[Figure record extracts]

>> start

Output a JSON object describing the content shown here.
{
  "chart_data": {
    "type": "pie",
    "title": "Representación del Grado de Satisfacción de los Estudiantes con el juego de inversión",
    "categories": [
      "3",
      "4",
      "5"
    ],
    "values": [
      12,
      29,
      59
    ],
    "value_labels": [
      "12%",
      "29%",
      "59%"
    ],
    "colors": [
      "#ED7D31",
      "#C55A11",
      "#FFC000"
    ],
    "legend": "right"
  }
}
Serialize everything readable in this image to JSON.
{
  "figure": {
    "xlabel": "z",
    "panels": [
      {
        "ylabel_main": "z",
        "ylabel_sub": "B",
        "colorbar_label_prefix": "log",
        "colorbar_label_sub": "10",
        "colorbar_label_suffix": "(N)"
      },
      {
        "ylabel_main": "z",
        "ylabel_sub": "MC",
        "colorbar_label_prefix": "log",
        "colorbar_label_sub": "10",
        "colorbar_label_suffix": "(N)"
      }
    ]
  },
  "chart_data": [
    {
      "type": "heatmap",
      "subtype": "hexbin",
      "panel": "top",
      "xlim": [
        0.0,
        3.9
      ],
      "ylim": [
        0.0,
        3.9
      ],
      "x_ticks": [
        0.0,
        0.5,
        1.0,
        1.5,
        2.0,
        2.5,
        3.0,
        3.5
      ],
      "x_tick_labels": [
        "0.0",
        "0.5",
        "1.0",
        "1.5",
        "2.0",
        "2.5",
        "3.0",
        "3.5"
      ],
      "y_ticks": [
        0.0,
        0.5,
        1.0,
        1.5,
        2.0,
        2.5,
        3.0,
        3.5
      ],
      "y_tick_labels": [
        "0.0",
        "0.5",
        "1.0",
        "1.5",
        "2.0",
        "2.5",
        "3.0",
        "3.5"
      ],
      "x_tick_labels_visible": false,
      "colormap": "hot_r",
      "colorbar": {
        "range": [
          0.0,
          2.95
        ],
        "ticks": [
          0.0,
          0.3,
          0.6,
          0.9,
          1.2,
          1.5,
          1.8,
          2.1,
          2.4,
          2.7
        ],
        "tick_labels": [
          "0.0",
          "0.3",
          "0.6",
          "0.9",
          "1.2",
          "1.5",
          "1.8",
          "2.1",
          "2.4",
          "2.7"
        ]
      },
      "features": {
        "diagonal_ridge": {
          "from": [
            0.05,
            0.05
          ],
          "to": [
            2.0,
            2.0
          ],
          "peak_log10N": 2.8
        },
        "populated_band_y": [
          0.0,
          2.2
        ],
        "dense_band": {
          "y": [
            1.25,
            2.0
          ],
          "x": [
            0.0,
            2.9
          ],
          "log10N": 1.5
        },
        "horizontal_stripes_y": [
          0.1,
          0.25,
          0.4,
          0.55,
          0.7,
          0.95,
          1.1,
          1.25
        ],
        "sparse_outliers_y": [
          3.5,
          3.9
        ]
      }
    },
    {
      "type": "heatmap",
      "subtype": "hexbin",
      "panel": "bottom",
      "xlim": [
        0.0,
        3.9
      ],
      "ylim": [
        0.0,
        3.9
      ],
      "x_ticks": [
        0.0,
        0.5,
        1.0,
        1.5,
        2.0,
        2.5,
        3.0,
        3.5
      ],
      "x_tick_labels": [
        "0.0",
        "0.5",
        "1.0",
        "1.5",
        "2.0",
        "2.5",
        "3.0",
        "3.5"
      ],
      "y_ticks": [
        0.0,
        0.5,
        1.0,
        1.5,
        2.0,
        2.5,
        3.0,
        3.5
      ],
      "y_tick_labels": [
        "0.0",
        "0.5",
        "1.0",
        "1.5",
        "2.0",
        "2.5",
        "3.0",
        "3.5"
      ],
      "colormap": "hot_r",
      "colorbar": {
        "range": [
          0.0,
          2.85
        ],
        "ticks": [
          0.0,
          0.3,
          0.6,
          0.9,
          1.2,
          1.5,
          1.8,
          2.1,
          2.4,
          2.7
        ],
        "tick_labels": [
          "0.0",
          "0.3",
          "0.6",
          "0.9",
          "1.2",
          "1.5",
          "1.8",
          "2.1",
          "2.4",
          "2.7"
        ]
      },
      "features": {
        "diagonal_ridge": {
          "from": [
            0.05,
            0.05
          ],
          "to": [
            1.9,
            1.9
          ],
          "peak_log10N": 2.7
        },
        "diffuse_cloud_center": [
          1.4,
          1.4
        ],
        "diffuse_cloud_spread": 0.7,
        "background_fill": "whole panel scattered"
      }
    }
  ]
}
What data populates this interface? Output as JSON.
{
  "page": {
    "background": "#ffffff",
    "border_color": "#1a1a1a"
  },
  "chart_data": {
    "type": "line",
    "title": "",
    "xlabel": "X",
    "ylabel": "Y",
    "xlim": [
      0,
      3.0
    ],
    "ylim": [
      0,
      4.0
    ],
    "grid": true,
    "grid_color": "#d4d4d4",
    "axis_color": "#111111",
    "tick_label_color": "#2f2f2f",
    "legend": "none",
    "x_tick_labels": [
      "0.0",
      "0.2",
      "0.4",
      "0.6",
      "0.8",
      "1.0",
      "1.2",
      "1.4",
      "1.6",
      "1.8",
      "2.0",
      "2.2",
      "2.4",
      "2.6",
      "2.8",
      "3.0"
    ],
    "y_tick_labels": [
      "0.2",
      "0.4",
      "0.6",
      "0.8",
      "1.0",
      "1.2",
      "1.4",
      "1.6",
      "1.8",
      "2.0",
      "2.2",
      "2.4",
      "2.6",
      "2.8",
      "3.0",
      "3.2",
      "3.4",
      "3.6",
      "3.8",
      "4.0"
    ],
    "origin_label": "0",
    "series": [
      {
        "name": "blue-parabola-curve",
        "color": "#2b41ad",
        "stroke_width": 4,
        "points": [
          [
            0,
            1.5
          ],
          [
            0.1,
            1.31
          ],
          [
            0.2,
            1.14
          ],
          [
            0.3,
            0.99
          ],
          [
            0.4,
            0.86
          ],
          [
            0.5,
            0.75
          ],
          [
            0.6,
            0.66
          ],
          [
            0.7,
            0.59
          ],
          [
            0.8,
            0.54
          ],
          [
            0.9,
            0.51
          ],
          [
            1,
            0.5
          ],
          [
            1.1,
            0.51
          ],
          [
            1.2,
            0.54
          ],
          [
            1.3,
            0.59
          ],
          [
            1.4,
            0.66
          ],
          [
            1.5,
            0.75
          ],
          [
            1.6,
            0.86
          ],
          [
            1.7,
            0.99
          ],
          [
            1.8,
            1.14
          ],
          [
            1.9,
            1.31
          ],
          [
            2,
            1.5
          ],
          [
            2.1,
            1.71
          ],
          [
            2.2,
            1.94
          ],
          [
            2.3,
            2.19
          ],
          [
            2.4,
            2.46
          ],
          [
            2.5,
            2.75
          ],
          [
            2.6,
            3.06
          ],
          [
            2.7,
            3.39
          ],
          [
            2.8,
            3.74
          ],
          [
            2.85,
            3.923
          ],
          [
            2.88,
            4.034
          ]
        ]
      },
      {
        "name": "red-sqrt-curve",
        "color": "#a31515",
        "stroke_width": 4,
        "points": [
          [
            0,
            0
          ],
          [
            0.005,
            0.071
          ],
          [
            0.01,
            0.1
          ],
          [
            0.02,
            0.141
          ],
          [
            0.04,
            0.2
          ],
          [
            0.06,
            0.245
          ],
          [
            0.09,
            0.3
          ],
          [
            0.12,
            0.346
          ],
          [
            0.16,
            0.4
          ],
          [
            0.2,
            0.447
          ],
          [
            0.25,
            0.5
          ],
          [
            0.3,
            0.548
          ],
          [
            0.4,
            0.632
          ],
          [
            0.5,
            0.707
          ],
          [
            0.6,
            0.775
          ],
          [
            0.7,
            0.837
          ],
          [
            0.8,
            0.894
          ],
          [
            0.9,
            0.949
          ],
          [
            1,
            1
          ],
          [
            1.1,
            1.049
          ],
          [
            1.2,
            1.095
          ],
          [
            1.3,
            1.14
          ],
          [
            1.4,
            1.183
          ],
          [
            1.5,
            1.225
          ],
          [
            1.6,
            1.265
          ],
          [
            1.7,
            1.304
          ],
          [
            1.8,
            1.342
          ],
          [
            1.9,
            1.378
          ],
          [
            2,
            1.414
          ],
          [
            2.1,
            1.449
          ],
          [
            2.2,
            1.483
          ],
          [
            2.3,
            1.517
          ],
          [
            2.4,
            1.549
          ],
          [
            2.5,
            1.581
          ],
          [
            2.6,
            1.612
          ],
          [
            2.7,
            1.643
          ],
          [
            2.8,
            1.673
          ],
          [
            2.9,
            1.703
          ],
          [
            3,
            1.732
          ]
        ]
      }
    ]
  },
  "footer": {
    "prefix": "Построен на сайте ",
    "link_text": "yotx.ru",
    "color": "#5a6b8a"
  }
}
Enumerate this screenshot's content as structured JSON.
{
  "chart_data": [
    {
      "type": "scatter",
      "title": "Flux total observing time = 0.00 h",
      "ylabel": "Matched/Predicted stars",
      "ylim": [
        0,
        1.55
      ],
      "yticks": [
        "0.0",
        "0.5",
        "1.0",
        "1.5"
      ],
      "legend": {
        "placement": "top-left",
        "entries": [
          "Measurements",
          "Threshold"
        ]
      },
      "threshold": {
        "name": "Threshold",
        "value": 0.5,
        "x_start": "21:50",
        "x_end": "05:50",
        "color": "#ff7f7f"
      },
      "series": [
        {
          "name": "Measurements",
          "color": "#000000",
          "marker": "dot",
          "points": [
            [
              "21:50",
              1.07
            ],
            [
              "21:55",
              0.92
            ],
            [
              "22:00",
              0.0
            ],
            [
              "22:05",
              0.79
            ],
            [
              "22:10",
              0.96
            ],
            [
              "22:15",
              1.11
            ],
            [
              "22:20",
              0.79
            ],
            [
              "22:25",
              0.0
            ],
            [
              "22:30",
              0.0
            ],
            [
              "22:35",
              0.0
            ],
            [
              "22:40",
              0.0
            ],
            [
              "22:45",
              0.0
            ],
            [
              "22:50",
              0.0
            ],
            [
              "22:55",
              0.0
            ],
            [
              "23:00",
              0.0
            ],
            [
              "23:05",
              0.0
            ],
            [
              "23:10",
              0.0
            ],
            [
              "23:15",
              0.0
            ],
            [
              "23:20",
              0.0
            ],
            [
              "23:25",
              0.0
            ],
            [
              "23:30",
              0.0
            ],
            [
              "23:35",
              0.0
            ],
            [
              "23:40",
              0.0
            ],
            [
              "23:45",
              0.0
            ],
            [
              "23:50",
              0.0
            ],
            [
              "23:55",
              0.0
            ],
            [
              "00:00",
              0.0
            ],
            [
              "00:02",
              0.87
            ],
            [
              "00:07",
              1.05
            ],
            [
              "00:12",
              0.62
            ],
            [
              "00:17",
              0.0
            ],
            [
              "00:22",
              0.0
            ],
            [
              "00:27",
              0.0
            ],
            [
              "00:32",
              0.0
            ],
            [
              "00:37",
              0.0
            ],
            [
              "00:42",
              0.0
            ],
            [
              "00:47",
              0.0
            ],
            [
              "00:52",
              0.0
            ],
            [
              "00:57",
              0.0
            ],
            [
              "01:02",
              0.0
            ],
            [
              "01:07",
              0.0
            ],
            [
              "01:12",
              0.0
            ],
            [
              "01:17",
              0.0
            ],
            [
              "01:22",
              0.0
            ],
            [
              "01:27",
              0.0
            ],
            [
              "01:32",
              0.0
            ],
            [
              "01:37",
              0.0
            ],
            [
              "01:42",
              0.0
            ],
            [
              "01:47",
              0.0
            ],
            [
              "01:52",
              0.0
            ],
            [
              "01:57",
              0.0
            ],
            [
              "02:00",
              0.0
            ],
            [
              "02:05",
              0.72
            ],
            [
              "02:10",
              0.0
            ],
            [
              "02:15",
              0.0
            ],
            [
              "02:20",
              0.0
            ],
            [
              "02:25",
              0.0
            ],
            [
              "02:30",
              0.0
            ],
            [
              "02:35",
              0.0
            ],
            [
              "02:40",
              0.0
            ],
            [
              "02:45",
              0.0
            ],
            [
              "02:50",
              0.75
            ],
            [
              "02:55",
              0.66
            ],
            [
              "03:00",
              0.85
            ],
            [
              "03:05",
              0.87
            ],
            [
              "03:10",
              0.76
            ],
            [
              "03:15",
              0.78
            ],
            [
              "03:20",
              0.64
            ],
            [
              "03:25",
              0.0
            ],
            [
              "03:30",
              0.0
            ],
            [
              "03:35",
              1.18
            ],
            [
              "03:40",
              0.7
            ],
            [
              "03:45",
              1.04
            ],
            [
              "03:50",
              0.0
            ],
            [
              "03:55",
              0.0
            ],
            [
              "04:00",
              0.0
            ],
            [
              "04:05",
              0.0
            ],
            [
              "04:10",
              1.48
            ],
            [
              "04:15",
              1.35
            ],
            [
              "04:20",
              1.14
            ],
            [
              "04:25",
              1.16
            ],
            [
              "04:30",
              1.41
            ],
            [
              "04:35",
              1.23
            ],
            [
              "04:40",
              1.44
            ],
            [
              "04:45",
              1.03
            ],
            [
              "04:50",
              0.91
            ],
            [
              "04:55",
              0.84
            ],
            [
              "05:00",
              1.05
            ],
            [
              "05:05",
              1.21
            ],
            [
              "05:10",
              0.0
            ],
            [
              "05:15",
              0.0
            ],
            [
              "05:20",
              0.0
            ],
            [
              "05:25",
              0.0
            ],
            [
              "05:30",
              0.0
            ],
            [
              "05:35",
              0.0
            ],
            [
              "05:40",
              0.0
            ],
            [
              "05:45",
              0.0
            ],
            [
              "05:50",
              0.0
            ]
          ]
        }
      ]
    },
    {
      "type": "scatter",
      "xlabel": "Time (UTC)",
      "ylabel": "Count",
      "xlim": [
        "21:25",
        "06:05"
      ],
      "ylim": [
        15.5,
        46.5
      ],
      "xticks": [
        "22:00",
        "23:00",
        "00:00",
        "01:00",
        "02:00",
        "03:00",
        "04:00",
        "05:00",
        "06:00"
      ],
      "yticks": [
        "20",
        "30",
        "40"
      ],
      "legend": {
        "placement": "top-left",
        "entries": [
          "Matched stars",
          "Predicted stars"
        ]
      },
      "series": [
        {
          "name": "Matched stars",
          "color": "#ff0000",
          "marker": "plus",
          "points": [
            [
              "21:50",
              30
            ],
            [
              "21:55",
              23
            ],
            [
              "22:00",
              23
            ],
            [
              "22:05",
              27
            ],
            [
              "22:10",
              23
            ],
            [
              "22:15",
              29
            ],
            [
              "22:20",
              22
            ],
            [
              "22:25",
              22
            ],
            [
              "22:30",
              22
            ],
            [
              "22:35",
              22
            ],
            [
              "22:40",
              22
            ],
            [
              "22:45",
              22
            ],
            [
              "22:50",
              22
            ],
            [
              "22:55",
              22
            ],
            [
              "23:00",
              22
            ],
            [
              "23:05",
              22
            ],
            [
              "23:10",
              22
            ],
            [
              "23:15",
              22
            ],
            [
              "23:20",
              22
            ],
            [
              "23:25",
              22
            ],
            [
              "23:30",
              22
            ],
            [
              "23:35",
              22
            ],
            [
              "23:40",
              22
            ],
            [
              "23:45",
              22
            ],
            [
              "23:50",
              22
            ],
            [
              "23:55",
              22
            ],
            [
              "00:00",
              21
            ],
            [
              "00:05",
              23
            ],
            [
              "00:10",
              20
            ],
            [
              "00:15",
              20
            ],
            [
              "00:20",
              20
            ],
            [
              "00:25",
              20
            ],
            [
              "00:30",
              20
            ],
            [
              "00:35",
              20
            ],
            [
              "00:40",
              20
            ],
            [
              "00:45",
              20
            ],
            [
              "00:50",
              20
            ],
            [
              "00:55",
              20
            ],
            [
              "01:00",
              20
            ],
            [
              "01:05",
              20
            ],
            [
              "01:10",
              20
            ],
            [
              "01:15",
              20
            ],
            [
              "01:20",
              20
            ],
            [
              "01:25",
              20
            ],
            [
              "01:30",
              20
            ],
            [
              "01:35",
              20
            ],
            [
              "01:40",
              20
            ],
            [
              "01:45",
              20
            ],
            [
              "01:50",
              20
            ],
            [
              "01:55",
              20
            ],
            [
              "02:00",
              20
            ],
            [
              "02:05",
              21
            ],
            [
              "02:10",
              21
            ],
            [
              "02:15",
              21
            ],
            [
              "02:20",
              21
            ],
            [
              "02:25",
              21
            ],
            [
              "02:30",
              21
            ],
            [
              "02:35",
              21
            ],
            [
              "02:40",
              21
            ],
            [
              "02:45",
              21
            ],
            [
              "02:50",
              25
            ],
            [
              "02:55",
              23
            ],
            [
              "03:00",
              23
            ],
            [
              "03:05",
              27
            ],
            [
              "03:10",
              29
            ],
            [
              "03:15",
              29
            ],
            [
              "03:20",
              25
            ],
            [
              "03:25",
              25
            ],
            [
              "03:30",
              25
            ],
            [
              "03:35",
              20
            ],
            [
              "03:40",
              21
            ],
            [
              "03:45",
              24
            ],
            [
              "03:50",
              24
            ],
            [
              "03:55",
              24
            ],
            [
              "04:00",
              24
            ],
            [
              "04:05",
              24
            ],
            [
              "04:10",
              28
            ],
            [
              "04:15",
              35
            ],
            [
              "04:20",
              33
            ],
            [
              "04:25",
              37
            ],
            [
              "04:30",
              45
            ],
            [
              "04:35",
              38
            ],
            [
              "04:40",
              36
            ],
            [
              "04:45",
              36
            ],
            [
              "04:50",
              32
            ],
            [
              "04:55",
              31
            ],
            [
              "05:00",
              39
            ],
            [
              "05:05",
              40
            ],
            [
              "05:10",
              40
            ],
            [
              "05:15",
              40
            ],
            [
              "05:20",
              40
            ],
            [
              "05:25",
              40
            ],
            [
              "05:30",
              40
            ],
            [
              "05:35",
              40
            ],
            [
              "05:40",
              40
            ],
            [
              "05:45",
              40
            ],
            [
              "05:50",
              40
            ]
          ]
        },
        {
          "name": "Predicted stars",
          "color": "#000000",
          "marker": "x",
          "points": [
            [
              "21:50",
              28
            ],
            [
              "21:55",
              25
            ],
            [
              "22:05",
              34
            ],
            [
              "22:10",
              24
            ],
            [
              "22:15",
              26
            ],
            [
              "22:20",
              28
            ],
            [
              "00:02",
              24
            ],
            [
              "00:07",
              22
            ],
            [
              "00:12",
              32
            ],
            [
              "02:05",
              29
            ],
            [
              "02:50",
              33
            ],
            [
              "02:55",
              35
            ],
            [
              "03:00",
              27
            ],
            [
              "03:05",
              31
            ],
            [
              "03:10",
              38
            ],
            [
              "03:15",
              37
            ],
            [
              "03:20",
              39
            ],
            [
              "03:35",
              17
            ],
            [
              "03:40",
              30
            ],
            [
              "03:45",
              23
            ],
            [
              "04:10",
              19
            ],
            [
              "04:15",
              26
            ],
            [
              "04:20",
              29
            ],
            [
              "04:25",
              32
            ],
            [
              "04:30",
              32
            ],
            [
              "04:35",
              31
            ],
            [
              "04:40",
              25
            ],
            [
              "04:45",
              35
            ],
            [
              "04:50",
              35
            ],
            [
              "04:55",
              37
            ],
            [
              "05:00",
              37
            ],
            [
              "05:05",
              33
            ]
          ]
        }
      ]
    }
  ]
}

>> end

* Aim of the exercise
Scan the material above and determine how many lines include the word "Output"; report only the number.

* The solution
2